-- start Extracted information --

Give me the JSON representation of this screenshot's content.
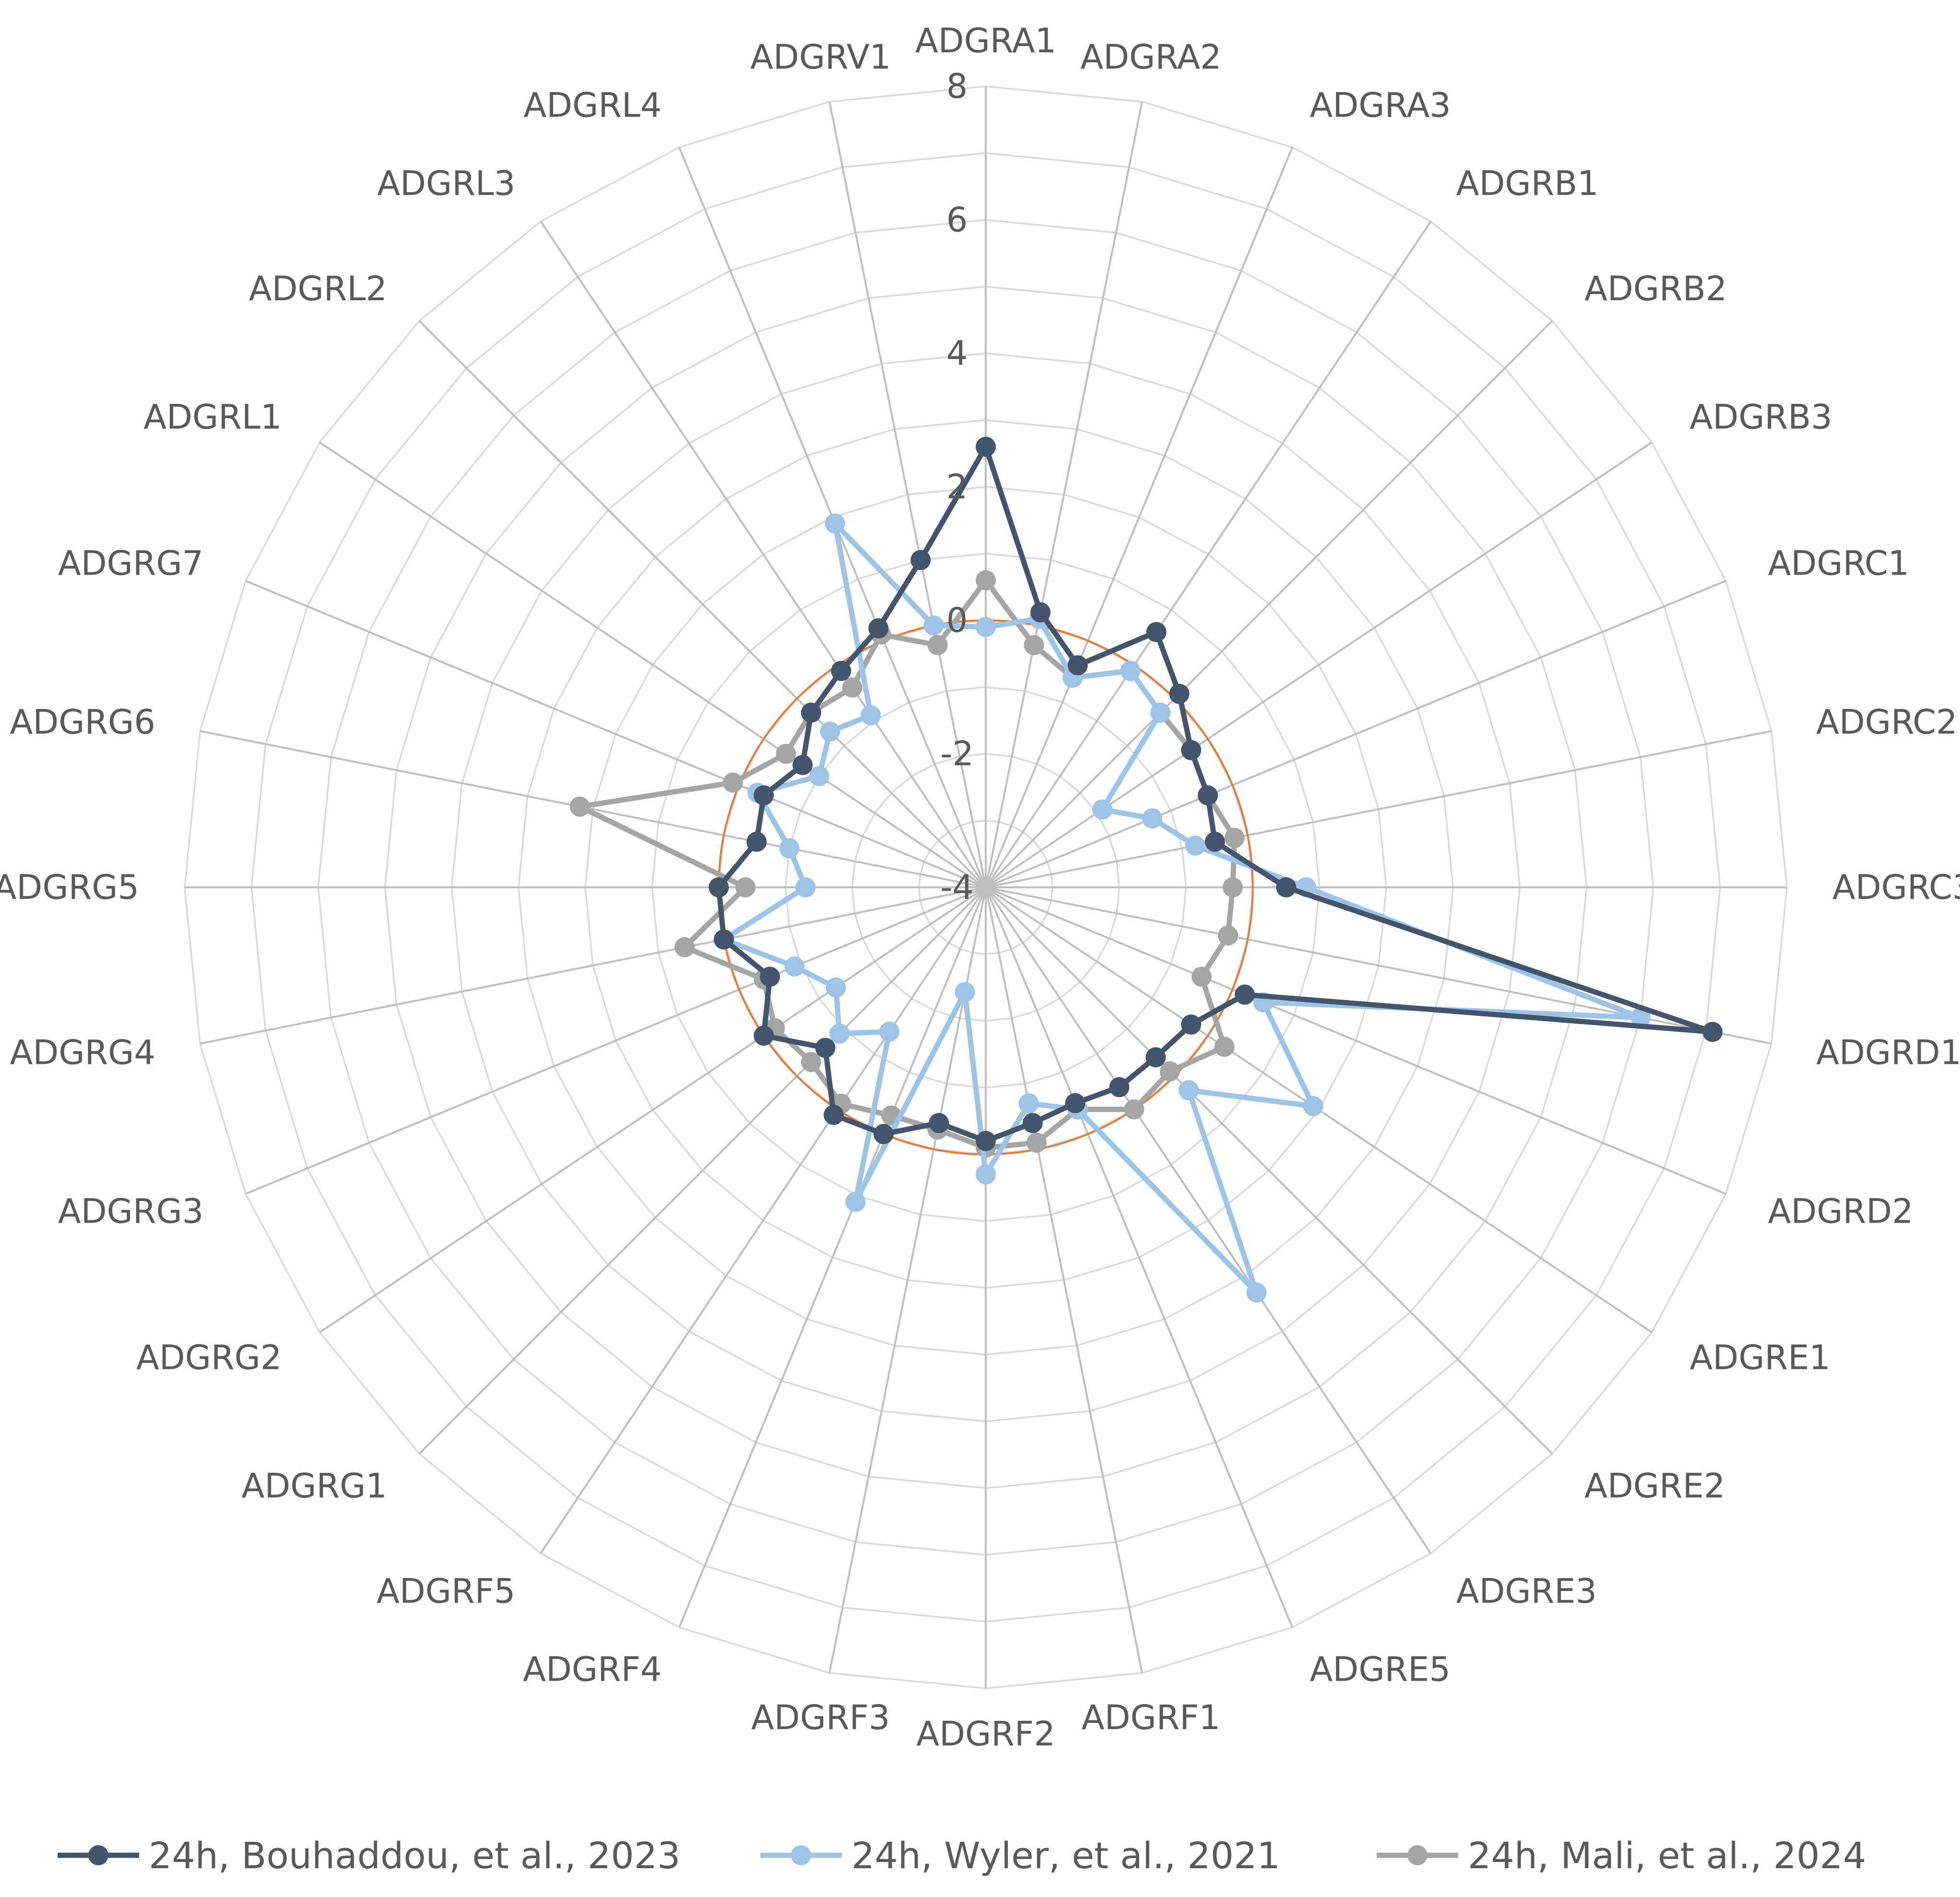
{
  "chart_data": {
    "type": "radar",
    "title": "",
    "categories": [
      "ADGRA1",
      "ADGRA2",
      "ADGRA3",
      "ADGRB1",
      "ADGRB2",
      "ADGRB3",
      "ADGRC1",
      "ADGRC2",
      "ADGRC3",
      "ADGRD1",
      "ADGRD2",
      "ADGRE1",
      "ADGRE2",
      "ADGRE3",
      "ADGRE5",
      "ADGRF1",
      "ADGRF2",
      "ADGRF3",
      "ADGRF4",
      "ADGRF5",
      "ADGRG1",
      "ADGRG2",
      "ADGRG3",
      "ADGRG4",
      "ADGRG5",
      "ADGRG6",
      "ADGRG7",
      "ADGRL1",
      "ADGRL2",
      "ADGRL3",
      "ADGRL4",
      "ADGRV1"
    ],
    "r_range": [
      -4,
      8
    ],
    "r_ticks": [
      -4,
      -2,
      0,
      2,
      4,
      6,
      8
    ],
    "r_tick_labels": [
      "-4",
      "-2",
      "0",
      "2",
      "4",
      "6",
      "8"
    ],
    "reference_circle": {
      "value": 0,
      "color": "#E07B39"
    },
    "grid": true,
    "legend_position": "bottom",
    "series": [
      {
        "name": "24h, Bouhaddou, et al., 2023",
        "color": "#44546A",
        "values": [
          2.6,
          0.2,
          -0.4,
          0.6,
          0.1,
          -0.3,
          -0.4,
          -0.5,
          0.5,
          7.1,
          0.2,
          -0.3,
          -0.4,
          -0.4,
          -0.5,
          -0.4,
          -0.2,
          -0.4,
          0.0,
          0.1,
          -0.6,
          0.0,
          -0.5,
          0.0,
          0.0,
          -0.5,
          -0.4,
          -0.7,
          -0.3,
          -0.1,
          0.2,
          1.0
        ]
      },
      {
        "name": "24h, Wyler, et al., 2021",
        "color": "#9DC3E6",
        "values": [
          -0.1,
          0.1,
          -0.6,
          -0.1,
          -0.3,
          -1.9,
          -1.3,
          -0.8,
          0.8,
          6.0,
          0.5,
          1.9,
          0.3,
          3.3,
          -0.4,
          -0.7,
          0.3,
          -2.4,
          1.1,
          -1.4,
          -0.9,
          -1.3,
          -0.9,
          0.0,
          -1.3,
          -1.0,
          -0.3,
          -1.0,
          -0.7,
          -0.9,
          1.9,
          0.0
        ]
      },
      {
        "name": "24h, Mali, et al., 2024",
        "color": "#A5A5A5",
        "values": [
          0.6,
          -0.3,
          -0.6,
          -0.1,
          -0.3,
          -0.3,
          -0.4,
          -0.2,
          -0.3,
          -0.3,
          -0.5,
          0.3,
          -0.1,
          0.0,
          -0.4,
          -0.1,
          -0.1,
          -0.3,
          -0.3,
          -0.1,
          -0.3,
          -0.2,
          -0.4,
          0.6,
          -0.4,
          2.2,
          0.1,
          -0.4,
          -0.3,
          -0.4,
          0.1,
          -0.3
        ]
      }
    ]
  }
}
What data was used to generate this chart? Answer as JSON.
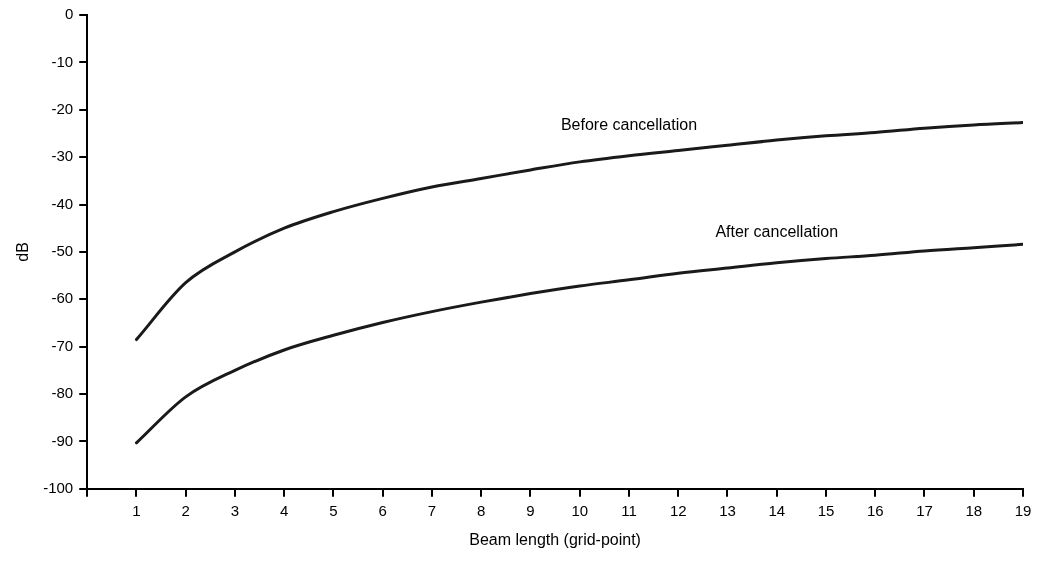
{
  "chart_data": {
    "type": "line",
    "xlabel": "Beam length (grid-point)",
    "ylabel": "dB",
    "x": [
      1,
      2,
      3,
      4,
      5,
      6,
      7,
      8,
      9,
      10,
      11,
      12,
      13,
      14,
      15,
      16,
      17,
      18,
      19
    ],
    "series": [
      {
        "name": "Before cancellation",
        "color": "#1a1a1a",
        "values": [
          -68.5,
          -56.5,
          -50,
          -45,
          -41.5,
          -38.7,
          -36.3,
          -34.5,
          -32.7,
          -31,
          -29.7,
          -28.6,
          -27.5,
          -26.4,
          -25.5,
          -24.8,
          -23.9,
          -23.2,
          -22.7
        ]
      },
      {
        "name": "After cancellation",
        "color": "#1a1a1a",
        "values": [
          -90.3,
          -80.6,
          -75,
          -70.7,
          -67.6,
          -64.9,
          -62.6,
          -60.6,
          -58.8,
          -57.2,
          -55.9,
          -54.5,
          -53.4,
          -52.3,
          -51.4,
          -50.7,
          -49.8,
          -49.1,
          -48.4
        ]
      }
    ],
    "xlim": [
      0,
      19
    ],
    "xticks": [
      {
        "value": 0,
        "label": null
      },
      1,
      2,
      3,
      4,
      5,
      6,
      7,
      8,
      9,
      10,
      11,
      12,
      13,
      14,
      15,
      16,
      17,
      18,
      19
    ],
    "ylim": [
      -100,
      0
    ],
    "yticks": [
      -100,
      -90,
      -80,
      -70,
      -60,
      -50,
      -40,
      -30,
      -20,
      -10,
      0
    ],
    "grid": false,
    "legend": false,
    "marker": "none",
    "line_style": "solid"
  }
}
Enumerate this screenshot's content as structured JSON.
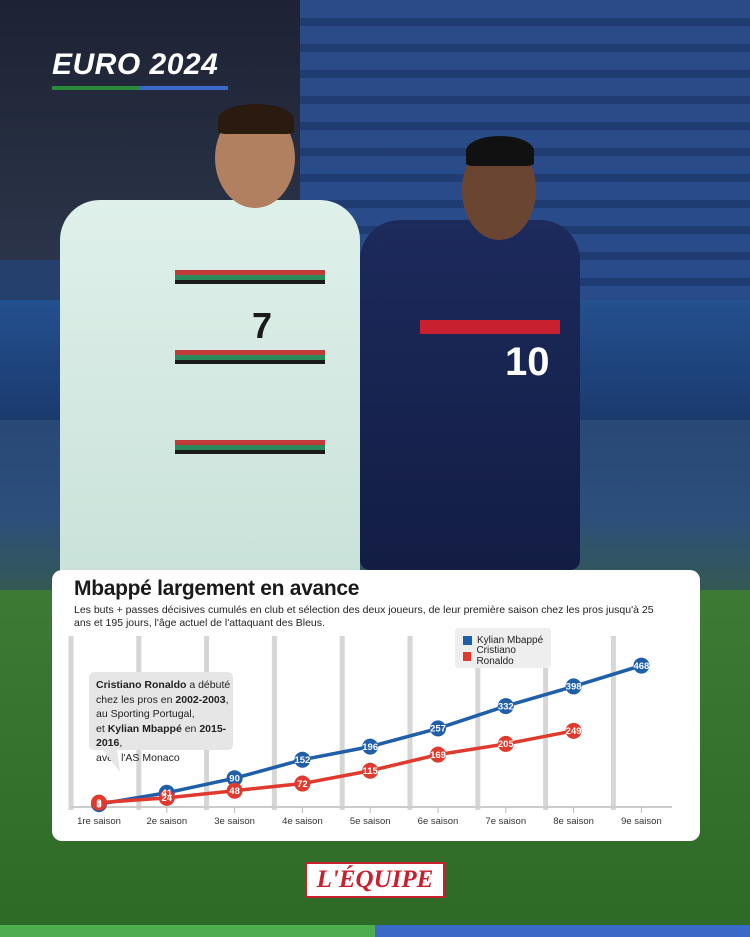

-- end Extracted information --

• What to do
Copy out each line exactly, without the pictures.

• Result for this task
Give me the JSON representation of this screenshot's content.
{
  "chart_data": {
    "type": "radar",
    "title": "",
    "categories": [
      "ADGRA1",
      "ADGRA2",
      "ADGRA3",
      "ADGRB1",
      "ADGRB2",
      "ADGRB3",
      "ADGRC1",
      "ADGRC2",
      "ADGRC3",
      "ADGRD1",
      "ADGRD2",
      "ADGRE1",
      "ADGRE2",
      "ADGRE3",
      "ADGRE5",
      "ADGRF1",
      "ADGRF2",
      "ADGRF3",
      "ADGRF4",
      "ADGRF5",
      "ADGRG1",
      "ADGRG2",
      "ADGRG3",
      "ADGRG4",
      "ADGRG5",
      "ADGRG6",
      "ADGRG7",
      "ADGRL1",
      "ADGRL2",
      "ADGRL3",
      "ADGRL4",
      "ADGRV1"
    ],
    "r_range": [
      -4,
      8
    ],
    "r_ticks": [
      -4,
      -2,
      0,
      2,
      4,
      6,
      8
    ],
    "r_tick_labels": [
      "-4",
      "-2",
      "0",
      "2",
      "4",
      "6",
      "8"
    ],
    "reference_circle": {
      "value": 0,
      "color": "#E07B39"
    },
    "grid": true,
    "legend_position": "bottom",
    "series": [
      {
        "name": "24h, Bouhaddou, et al., 2023",
        "color": "#44546A",
        "values": [
          2.6,
          0.2,
          -0.4,
          0.6,
          0.1,
          -0.3,
          -0.4,
          -0.5,
          0.5,
          7.1,
          0.2,
          -0.3,
          -0.4,
          -0.4,
          -0.5,
          -0.4,
          -0.2,
          -0.4,
          0.0,
          0.1,
          -0.6,
          0.0,
          -0.5,
          0.0,
          0.0,
          -0.5,
          -0.4,
          -0.7,
          -0.3,
          -0.1,
          0.2,
          1.0
        ]
      },
      {
        "name": "24h, Wyler, et al., 2021",
        "color": "#9DC3E6",
        "values": [
          -0.1,
          0.1,
          -0.6,
          -0.1,
          -0.3,
          -1.9,
          -1.3,
          -0.8,
          0.8,
          6.0,
          0.5,
          1.9,
          0.3,
          3.3,
          -0.4,
          -0.7,
          0.3,
          -2.4,
          1.1,
          -1.4,
          -0.9,
          -1.3,
          -0.9,
          0.0,
          -1.3,
          -1.0,
          -0.3,
          -1.0,
          -0.7,
          -0.9,
          1.9,
          0.0
        ]
      },
      {
        "name": "24h, Mali, et al., 2024",
        "color": "#A5A5A5",
        "values": [
          0.6,
          -0.3,
          -0.6,
          -0.1,
          -0.3,
          -0.3,
          -0.4,
          -0.2,
          -0.3,
          -0.3,
          -0.5,
          0.3,
          -0.1,
          0.0,
          -0.4,
          -0.1,
          -0.1,
          -0.3,
          -0.3,
          -0.1,
          -0.3,
          -0.2,
          -0.4,
          0.6,
          -0.4,
          2.2,
          0.1,
          -0.4,
          -0.3,
          -0.4,
          0.1,
          -0.3
        ]
      }
    ]
  }
}
What data was used to generate this chart? Answer as JSON.
{
  "chart_data": {
    "type": "line",
    "xlabel": "Beam length (grid-point)",
    "ylabel": "dB",
    "x": [
      1,
      2,
      3,
      4,
      5,
      6,
      7,
      8,
      9,
      10,
      11,
      12,
      13,
      14,
      15,
      16,
      17,
      18,
      19
    ],
    "series": [
      {
        "name": "Before cancellation",
        "color": "#1a1a1a",
        "values": [
          -68.5,
          -56.5,
          -50,
          -45,
          -41.5,
          -38.7,
          -36.3,
          -34.5,
          -32.7,
          -31,
          -29.7,
          -28.6,
          -27.5,
          -26.4,
          -25.5,
          -24.8,
          -23.9,
          -23.2,
          -22.7
        ]
      },
      {
        "name": "After cancellation",
        "color": "#1a1a1a",
        "values": [
          -90.3,
          -80.6,
          -75,
          -70.7,
          -67.6,
          -64.9,
          -62.6,
          -60.6,
          -58.8,
          -57.2,
          -55.9,
          -54.5,
          -53.4,
          -52.3,
          -51.4,
          -50.7,
          -49.8,
          -49.1,
          -48.4
        ]
      }
    ],
    "xlim": [
      0,
      19
    ],
    "xticks": [
      {
        "value": 0,
        "label": null
      },
      1,
      2,
      3,
      4,
      5,
      6,
      7,
      8,
      9,
      10,
      11,
      12,
      13,
      14,
      15,
      16,
      17,
      18,
      19
    ],
    "ylim": [
      -100,
      0
    ],
    "yticks": [
      -100,
      -90,
      -80,
      -70,
      -60,
      -50,
      -40,
      -30,
      -20,
      -10,
      0
    ],
    "grid": false,
    "legend": false,
    "marker": "none",
    "line_style": "solid"
  }
}
Enumerate this screenshot's content as structured JSON.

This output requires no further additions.